───── Records for the task ─────
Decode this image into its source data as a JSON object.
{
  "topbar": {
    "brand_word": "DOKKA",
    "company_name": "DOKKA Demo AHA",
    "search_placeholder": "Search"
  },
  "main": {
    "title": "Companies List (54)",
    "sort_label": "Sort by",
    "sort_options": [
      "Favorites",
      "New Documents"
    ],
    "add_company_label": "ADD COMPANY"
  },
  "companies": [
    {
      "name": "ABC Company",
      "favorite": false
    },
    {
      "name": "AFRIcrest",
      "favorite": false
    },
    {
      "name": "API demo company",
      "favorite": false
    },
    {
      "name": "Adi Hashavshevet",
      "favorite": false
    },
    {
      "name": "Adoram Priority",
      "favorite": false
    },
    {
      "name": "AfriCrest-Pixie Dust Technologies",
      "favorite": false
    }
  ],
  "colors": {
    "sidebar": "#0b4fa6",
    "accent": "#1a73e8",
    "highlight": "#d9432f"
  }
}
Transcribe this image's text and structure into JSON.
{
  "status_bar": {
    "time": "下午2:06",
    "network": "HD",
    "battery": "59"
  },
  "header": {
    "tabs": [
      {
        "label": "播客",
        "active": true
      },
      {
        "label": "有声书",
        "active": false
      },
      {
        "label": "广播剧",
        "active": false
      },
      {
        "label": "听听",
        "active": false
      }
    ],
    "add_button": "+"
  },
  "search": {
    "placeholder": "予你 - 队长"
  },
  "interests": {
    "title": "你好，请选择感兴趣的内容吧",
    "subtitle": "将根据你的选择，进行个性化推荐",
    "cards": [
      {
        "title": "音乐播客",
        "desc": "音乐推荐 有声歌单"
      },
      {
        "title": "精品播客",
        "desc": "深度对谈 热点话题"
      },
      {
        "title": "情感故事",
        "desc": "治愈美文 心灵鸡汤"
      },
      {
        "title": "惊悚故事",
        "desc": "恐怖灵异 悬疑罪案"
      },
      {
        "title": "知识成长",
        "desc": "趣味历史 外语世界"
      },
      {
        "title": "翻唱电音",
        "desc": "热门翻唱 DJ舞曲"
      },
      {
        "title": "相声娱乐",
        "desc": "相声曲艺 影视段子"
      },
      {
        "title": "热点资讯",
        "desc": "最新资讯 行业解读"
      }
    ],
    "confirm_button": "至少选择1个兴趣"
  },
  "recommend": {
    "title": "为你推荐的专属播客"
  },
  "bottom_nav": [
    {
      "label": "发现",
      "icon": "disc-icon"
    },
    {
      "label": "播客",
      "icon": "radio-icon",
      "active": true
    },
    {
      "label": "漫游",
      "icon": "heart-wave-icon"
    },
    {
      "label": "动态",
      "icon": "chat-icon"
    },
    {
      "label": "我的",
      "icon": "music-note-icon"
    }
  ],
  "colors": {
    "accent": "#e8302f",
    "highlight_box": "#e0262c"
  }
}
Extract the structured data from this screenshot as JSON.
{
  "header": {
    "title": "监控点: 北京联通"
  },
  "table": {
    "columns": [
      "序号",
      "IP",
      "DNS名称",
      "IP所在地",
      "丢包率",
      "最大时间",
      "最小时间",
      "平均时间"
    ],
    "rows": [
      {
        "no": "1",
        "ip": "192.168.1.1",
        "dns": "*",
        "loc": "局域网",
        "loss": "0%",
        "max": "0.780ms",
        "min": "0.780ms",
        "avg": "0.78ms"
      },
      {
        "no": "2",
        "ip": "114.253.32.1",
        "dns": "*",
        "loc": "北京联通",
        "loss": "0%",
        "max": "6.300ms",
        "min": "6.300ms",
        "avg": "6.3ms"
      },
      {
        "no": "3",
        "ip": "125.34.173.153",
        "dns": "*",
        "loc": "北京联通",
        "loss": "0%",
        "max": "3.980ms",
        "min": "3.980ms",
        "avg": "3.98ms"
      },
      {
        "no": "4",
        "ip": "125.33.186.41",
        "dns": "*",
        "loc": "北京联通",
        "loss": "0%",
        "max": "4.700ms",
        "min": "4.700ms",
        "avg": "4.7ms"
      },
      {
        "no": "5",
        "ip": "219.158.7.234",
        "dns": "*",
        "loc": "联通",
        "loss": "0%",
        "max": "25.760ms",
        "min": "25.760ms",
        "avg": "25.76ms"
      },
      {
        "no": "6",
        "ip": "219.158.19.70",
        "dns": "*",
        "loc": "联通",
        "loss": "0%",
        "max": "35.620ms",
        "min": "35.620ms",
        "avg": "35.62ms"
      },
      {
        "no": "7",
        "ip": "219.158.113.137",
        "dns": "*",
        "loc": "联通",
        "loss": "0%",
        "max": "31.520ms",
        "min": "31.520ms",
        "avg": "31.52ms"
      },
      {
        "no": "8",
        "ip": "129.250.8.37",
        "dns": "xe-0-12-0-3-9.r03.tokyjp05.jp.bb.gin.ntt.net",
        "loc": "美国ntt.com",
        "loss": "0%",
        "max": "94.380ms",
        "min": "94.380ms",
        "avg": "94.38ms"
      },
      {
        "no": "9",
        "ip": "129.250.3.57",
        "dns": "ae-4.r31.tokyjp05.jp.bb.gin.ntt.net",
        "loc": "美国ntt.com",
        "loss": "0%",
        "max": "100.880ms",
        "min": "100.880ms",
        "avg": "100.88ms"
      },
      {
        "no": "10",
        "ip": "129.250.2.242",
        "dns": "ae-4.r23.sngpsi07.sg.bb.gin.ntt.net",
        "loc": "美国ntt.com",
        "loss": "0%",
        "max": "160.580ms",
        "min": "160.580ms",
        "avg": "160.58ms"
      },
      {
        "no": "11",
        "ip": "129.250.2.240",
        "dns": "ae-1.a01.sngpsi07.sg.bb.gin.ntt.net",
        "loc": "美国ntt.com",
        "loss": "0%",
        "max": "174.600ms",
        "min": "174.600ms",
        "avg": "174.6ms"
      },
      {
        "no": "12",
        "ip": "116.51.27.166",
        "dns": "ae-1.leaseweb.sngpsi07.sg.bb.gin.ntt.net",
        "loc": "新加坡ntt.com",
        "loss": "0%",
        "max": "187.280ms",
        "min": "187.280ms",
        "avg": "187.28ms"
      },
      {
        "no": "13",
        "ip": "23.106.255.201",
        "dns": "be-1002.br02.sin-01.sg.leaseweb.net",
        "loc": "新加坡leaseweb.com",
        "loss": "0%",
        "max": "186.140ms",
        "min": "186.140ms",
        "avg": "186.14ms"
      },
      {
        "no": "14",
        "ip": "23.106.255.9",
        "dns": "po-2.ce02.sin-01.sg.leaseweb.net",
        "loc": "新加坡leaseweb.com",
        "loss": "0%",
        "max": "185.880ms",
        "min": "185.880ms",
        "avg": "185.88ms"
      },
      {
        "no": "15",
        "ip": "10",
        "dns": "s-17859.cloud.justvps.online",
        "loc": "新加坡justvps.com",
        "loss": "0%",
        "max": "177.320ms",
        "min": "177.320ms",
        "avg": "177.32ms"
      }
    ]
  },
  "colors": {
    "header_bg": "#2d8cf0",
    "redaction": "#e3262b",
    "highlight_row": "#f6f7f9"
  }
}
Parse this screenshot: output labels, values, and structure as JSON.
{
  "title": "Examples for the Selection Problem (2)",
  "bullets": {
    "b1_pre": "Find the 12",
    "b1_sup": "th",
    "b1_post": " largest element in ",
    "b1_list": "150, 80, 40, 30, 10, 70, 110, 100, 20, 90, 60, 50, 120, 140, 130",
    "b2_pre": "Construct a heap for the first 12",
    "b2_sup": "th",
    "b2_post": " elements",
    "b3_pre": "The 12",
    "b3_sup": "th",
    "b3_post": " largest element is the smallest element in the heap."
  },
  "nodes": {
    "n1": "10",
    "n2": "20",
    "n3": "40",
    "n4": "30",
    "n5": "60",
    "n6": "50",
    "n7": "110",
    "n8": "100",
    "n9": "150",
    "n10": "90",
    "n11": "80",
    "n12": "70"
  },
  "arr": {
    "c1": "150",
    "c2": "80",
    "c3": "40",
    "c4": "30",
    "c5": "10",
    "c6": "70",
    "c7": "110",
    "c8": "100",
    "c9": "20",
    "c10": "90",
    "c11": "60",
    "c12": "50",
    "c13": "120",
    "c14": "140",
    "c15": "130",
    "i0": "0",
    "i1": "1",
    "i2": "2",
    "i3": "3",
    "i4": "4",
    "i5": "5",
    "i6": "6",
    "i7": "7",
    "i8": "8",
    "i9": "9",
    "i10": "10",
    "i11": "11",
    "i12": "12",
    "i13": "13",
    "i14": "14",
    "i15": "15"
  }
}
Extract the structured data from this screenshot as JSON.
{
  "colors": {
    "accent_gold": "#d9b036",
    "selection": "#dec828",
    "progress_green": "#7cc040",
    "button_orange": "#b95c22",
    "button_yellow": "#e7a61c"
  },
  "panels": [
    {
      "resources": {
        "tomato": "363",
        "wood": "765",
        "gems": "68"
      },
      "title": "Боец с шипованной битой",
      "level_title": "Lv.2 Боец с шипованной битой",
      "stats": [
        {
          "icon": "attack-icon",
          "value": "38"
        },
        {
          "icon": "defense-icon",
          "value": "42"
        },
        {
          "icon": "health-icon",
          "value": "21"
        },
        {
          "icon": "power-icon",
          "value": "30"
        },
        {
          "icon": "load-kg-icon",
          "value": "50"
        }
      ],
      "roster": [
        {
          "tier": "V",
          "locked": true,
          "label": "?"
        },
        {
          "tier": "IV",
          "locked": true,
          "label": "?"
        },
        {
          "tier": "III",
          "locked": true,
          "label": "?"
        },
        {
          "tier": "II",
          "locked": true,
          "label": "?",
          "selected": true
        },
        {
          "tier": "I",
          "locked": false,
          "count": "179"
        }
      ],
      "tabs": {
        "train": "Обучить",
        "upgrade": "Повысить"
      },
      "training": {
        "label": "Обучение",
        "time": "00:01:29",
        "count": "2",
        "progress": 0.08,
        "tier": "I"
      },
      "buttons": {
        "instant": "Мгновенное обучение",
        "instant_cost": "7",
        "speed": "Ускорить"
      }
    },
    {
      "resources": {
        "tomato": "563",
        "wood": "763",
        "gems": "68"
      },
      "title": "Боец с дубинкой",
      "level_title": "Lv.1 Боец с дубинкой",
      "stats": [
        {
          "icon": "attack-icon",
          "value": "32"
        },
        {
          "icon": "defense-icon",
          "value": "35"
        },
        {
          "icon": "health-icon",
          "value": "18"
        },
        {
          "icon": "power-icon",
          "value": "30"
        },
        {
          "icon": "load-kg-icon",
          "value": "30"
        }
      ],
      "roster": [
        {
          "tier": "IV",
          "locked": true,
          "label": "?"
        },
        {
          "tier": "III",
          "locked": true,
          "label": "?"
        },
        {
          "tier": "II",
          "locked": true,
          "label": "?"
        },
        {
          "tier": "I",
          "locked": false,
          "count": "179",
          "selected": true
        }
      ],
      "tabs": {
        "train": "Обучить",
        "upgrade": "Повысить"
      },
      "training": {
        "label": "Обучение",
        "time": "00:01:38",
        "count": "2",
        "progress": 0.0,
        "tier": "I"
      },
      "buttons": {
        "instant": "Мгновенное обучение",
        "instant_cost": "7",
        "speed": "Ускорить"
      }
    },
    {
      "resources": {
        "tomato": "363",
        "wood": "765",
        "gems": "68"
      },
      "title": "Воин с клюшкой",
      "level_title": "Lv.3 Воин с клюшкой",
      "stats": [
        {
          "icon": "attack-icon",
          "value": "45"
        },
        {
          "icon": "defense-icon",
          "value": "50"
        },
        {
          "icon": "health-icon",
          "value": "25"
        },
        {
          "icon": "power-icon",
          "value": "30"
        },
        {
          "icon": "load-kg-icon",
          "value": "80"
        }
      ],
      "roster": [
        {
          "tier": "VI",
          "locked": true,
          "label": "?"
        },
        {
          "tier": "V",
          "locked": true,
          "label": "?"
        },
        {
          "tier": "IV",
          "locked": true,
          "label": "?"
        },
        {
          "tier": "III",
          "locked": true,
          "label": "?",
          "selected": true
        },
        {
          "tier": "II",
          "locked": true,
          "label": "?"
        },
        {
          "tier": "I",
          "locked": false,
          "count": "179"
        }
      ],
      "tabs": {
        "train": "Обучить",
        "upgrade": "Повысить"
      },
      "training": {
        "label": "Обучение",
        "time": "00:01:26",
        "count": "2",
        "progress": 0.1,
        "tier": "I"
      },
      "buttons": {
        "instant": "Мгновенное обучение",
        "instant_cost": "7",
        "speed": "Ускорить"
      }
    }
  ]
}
─────
Task directions:
Search the entries for the string "DOKKA" and collect each line that has it.

Response for this exercise:
    "brand_word": "DOKKA",
    "company_name": "DOKKA Demo AHA",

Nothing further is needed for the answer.